From The Farewell to The Darjeeling Limited, there are plenty of great movies like to watch after enjoying Jesse Eisenberg’s acclaimed dramedy. A Real Pain is a deeply affecting blend of Holocaust drama and buddy comedy. The perfectly matched Eisenberg and Kieran Culkin lead the cast of A Real Pain as a hilarious odd couple who embark on a tour in Poland to honor their late grandmother. Eisenberg’s David is anxious, neurotic, and self-conscious, while Culkin’s Benji is laidback, outgoing, and says whatever is on his mind.
David and Benji are a joy to watch together. Eisenberg and Culkin share electric on-screen chemistry, and it’s both hysterical and heartwarming to watch these estranged cousins reconnect over the course of the film. After watching A Real Pain, now streaming on Hulu, there are a lot of similar movies to enjoy. There are other road movies about mismatched pairs, like Sideways and Planes, Trains, and Automobiles, and other character-driven two-handers that deal with the lingering trauma of the Holocaust, like Harold and Maude.

A Real Pain is Eisenberg’s second movie as a writer-director, and he brought the same seamless blend of comedy and drama to his 2022 debut feature, When You Finish Saving the World. Similar to A Real Pain, When You Finish Saving the World deals with strained family dynamics. Julianne Moore and Finn Wolfhard star as a mother and son who struggle to connect as the mother works with domestic abuse survivors and the son launches his folk music career.
Eisenberg’s first movie established his penchant for character-driven storytelling. His movies don’t have overly complicated plots with shocking twists and external conflicts, but the characters and their relationships are deeply complex, with plenty of internal conflict. When You Finish Saving the World was a promising debut that introduced the now-Oscar-nominated filmmaking voice behind A Real Pain.

Wes Anderson’s The Darjeeling Limited has a remarkably similar story to A Real Pain. Where A Real Pain revolves around two cousins on a soul-searching journey across Poland, The Darjeeling Limited revolves around three brothers on a soul-searching journey across India. Where A Real Pain digs into the unresolved grief over a grandmother’s death, The Darjeeling Limited digs into the unresolved grief over a father’s death. The tone is very similar, too; they’re lighthearted comedies that can switch to harrowing tragedy at the drop of a dime.
Although it received mixed reviews upon its release, The Darjeeling Limited has since been reappraised as arguably Anderson’s most underrated film. The bonds between the estranged brothers are just as authentic and believable as the bond between the estranged cousins in A Real Pain. Anderson captures the beauty of India just as effectively as Eisenberg does with Poland.

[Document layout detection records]
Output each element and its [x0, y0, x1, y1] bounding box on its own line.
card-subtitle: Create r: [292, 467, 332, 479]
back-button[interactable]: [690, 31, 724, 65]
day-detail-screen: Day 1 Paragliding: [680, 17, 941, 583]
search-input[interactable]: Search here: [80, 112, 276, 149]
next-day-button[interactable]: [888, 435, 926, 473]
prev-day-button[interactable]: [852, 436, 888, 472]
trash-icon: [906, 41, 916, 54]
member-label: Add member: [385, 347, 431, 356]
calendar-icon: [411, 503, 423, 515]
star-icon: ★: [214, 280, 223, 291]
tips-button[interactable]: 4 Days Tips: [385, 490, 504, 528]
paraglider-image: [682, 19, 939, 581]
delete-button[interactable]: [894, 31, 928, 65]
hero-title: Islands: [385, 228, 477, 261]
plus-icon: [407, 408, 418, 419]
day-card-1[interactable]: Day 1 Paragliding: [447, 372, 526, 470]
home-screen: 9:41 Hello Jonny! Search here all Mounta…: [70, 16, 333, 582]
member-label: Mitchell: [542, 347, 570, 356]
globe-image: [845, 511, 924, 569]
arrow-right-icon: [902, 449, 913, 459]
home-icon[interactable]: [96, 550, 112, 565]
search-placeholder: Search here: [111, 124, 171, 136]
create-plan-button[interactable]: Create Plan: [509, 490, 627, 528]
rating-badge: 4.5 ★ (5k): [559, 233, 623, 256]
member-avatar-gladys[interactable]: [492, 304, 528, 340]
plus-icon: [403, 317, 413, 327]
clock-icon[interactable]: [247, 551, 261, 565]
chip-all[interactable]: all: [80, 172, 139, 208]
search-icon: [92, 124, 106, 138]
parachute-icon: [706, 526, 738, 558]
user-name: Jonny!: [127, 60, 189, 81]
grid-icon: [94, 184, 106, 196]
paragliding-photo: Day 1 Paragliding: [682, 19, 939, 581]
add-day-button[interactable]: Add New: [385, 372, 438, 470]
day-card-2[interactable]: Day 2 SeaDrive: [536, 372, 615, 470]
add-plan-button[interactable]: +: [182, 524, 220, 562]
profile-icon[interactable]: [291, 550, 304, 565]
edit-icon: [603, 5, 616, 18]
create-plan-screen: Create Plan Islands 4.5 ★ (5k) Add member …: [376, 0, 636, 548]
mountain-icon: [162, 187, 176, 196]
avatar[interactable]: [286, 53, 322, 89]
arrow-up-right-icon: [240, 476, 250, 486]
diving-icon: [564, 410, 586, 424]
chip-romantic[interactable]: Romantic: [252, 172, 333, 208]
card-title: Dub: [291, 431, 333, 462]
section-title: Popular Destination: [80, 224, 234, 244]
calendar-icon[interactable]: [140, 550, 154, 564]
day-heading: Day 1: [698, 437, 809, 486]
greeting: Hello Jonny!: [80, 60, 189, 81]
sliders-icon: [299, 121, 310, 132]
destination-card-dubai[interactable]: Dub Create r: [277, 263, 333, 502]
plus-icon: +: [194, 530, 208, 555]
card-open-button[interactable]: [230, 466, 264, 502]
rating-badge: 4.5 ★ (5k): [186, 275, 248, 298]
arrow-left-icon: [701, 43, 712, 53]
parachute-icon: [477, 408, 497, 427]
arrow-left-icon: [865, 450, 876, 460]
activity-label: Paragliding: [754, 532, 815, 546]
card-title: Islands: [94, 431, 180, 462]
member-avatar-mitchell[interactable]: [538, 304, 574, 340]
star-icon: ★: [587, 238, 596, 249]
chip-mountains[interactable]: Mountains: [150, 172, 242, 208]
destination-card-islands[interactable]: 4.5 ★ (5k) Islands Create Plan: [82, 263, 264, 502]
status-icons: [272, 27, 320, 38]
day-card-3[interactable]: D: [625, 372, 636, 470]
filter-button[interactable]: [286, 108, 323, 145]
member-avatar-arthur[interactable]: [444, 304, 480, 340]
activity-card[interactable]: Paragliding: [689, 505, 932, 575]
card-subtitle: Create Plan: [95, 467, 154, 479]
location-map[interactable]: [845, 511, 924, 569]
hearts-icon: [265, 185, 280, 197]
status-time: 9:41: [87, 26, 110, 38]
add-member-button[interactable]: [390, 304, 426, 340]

** Directions for this task **
Please copy the stretch from "Wes Anderson’s The" through "drop of a dime." in the piece on films like A Real Pain, swapping "India" for "Nepal".

** Solution to this exercise **
Wes Anderson’s The Darjeeling Limited has a remarkably similar story to A Real Pain. Where A Real Pain revolves around two cousins on a soul-searching journey across Poland, The Darjeeling Limited revolves around three brothers on a soul-searching journey across Nepal. Where A Real Pain digs into the unresolved grief over a grandmother’s death, The Darjeeling Limited digs into the unresolved grief over a father’s death. The tone is very similar, too; they’re lighthearted comedies that can switch to harrowing tragedy at the drop of a dime.